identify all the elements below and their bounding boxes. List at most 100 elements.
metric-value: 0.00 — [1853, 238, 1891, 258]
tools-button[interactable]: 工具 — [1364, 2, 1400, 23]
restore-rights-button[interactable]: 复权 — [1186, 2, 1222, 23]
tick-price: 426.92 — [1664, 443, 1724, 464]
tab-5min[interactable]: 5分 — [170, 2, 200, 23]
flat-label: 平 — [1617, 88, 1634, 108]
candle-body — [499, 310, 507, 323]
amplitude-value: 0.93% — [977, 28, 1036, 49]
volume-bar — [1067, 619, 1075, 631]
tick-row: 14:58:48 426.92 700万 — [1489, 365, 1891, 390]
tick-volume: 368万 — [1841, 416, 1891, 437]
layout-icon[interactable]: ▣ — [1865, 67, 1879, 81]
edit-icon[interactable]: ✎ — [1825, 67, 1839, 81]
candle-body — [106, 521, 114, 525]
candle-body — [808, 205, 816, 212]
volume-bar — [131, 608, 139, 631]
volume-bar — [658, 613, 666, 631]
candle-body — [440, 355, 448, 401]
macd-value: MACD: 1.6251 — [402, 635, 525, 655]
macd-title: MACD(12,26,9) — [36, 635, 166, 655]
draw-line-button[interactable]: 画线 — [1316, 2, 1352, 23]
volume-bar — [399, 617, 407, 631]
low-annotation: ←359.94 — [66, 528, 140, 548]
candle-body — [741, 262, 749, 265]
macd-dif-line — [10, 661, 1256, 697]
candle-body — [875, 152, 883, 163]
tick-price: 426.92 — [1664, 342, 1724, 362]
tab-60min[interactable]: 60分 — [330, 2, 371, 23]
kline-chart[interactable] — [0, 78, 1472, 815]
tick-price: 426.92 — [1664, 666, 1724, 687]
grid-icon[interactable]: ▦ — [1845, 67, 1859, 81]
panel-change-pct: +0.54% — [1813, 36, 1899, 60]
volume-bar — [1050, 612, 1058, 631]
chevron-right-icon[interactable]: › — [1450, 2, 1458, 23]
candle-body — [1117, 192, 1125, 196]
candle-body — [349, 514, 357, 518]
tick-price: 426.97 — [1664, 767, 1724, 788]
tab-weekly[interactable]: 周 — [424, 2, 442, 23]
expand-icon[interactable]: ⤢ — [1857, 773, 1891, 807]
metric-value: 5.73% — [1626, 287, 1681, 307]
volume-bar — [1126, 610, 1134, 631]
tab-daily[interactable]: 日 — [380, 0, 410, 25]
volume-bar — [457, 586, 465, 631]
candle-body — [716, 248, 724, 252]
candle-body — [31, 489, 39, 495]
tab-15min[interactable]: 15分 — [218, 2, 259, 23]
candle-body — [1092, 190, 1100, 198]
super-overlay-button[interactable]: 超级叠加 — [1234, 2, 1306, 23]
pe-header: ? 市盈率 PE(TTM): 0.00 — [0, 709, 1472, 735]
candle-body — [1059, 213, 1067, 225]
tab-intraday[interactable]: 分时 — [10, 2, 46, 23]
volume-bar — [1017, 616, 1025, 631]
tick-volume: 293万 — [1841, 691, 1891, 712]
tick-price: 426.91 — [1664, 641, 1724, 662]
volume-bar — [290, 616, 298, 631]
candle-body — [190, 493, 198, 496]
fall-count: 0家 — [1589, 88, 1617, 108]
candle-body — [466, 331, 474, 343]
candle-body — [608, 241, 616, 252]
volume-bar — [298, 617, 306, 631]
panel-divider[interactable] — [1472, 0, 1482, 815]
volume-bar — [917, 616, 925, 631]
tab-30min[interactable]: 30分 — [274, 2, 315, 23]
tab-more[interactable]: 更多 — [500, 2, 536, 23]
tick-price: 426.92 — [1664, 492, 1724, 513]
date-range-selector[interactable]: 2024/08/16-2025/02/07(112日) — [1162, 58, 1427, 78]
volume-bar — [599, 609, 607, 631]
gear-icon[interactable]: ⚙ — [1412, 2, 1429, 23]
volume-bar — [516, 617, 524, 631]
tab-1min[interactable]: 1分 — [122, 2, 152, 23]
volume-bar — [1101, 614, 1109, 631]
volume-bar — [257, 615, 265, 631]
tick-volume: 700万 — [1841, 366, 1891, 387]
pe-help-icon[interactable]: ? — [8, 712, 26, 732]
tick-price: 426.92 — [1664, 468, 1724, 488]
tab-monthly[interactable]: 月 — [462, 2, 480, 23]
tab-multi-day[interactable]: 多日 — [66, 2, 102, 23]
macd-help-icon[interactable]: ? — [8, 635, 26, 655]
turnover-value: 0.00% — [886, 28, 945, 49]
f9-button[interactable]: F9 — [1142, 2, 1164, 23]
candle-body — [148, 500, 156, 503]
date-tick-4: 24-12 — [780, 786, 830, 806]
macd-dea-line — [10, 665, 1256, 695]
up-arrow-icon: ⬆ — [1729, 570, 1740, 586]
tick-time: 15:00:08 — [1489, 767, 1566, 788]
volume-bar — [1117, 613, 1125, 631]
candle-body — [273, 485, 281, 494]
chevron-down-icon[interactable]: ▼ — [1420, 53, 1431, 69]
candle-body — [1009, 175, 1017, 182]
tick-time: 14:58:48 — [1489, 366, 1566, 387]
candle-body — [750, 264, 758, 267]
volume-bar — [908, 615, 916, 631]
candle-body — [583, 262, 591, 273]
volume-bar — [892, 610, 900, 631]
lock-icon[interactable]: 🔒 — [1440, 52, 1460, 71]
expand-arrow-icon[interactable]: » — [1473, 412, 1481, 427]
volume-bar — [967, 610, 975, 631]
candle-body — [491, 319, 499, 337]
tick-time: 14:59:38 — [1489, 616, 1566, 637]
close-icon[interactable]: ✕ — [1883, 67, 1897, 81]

####

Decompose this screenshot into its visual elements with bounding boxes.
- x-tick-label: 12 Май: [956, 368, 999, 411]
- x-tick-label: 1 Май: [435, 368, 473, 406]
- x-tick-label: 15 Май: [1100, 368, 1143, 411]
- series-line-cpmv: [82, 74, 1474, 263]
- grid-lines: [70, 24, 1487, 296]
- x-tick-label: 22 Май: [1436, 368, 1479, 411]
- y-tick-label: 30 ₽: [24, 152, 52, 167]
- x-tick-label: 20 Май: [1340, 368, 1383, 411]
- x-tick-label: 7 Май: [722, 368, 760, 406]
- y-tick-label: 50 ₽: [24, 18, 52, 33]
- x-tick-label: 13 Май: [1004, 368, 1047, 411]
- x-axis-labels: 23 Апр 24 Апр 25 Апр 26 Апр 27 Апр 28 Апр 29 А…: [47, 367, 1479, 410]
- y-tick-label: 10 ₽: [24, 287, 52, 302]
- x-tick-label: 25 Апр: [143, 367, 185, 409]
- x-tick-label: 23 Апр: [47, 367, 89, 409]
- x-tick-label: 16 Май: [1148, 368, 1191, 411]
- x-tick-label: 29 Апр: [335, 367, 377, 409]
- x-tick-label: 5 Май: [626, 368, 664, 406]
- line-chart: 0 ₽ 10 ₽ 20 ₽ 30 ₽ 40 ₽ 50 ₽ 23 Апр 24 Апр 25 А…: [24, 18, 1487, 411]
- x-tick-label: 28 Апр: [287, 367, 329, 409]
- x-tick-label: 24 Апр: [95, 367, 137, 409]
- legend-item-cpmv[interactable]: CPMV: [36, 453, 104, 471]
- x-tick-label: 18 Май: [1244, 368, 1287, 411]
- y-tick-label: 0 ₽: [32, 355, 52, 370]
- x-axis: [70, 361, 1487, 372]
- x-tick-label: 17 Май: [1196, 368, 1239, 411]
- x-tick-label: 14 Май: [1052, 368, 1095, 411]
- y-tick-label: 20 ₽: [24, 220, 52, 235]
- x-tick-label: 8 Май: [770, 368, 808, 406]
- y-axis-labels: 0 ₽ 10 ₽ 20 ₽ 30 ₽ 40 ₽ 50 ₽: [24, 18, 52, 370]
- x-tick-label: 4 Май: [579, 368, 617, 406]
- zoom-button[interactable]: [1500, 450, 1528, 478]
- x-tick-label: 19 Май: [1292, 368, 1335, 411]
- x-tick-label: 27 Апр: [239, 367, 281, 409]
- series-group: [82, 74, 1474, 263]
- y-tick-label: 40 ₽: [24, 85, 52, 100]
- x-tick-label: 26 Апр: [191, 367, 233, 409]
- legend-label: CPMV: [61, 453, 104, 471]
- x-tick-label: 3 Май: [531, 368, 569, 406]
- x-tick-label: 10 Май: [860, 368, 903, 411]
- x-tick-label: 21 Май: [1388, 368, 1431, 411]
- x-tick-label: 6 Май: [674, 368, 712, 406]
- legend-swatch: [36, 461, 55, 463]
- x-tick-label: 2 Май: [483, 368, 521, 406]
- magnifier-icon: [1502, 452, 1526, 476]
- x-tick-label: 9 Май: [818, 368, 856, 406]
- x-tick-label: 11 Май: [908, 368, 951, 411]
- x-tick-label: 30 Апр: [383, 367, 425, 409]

####

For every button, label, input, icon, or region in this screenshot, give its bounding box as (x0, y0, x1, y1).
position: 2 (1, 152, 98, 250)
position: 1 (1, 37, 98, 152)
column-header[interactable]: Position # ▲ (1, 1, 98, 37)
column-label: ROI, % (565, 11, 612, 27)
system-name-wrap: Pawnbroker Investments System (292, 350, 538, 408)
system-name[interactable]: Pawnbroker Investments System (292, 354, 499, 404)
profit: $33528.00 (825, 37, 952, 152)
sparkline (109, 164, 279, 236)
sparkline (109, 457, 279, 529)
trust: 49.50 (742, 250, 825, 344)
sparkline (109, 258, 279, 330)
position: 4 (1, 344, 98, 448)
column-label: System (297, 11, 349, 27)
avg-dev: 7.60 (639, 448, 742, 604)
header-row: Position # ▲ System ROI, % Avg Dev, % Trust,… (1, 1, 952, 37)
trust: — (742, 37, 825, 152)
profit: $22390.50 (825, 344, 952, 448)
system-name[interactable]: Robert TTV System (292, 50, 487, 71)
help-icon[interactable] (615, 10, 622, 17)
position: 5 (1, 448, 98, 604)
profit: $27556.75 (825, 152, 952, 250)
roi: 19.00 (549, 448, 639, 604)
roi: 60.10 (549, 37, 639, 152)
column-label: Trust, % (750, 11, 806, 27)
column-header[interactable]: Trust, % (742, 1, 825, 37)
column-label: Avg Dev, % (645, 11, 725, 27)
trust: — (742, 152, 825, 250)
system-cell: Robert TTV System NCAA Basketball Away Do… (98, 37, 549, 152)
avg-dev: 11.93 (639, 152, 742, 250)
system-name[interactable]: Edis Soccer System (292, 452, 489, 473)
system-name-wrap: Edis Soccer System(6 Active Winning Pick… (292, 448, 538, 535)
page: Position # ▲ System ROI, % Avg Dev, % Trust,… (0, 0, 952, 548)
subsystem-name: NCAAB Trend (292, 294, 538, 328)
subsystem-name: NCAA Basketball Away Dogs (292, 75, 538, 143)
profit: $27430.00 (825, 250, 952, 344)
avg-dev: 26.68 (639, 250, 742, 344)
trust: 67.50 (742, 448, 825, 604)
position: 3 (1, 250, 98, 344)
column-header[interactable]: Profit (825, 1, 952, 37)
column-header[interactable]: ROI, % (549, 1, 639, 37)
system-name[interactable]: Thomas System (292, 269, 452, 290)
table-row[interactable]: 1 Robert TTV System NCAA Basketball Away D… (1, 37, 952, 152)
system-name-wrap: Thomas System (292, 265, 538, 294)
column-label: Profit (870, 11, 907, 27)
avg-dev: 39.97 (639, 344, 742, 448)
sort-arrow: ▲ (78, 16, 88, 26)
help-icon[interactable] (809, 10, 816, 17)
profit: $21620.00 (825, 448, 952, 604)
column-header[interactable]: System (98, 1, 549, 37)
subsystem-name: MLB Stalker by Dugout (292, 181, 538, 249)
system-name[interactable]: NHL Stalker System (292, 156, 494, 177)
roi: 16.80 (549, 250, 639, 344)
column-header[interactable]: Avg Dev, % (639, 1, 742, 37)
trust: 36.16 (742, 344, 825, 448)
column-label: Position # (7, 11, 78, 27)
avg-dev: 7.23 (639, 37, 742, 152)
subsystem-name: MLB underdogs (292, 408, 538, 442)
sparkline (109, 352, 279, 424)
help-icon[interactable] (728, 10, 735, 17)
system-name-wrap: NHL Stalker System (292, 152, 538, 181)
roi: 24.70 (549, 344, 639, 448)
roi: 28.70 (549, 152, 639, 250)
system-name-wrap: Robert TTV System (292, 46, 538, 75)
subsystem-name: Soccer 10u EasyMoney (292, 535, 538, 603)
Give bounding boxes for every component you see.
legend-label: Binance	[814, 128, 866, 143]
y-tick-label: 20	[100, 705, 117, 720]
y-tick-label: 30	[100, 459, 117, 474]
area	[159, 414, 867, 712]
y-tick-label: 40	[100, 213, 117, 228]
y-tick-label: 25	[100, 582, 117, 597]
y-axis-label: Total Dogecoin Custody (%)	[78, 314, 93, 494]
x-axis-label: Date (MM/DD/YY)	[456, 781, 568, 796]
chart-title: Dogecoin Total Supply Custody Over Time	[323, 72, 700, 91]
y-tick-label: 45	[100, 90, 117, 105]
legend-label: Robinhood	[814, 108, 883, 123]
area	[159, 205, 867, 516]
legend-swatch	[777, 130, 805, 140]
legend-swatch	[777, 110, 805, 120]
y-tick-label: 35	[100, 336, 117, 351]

####

GOAL: Show each line of the records above that contains the string "value", reproducing every such line in full.

PROBLEM SOLUTION:
metric-value: 0.00 — [1853, 238, 1891, 258]
amplitude-value: 0.93% — [977, 28, 1036, 49]
macd-value: MACD: 1.6251 — [402, 635, 525, 655]
metric-value: 5.73% — [1626, 287, 1681, 307]
turnover-value: 0.00% — [886, 28, 945, 49]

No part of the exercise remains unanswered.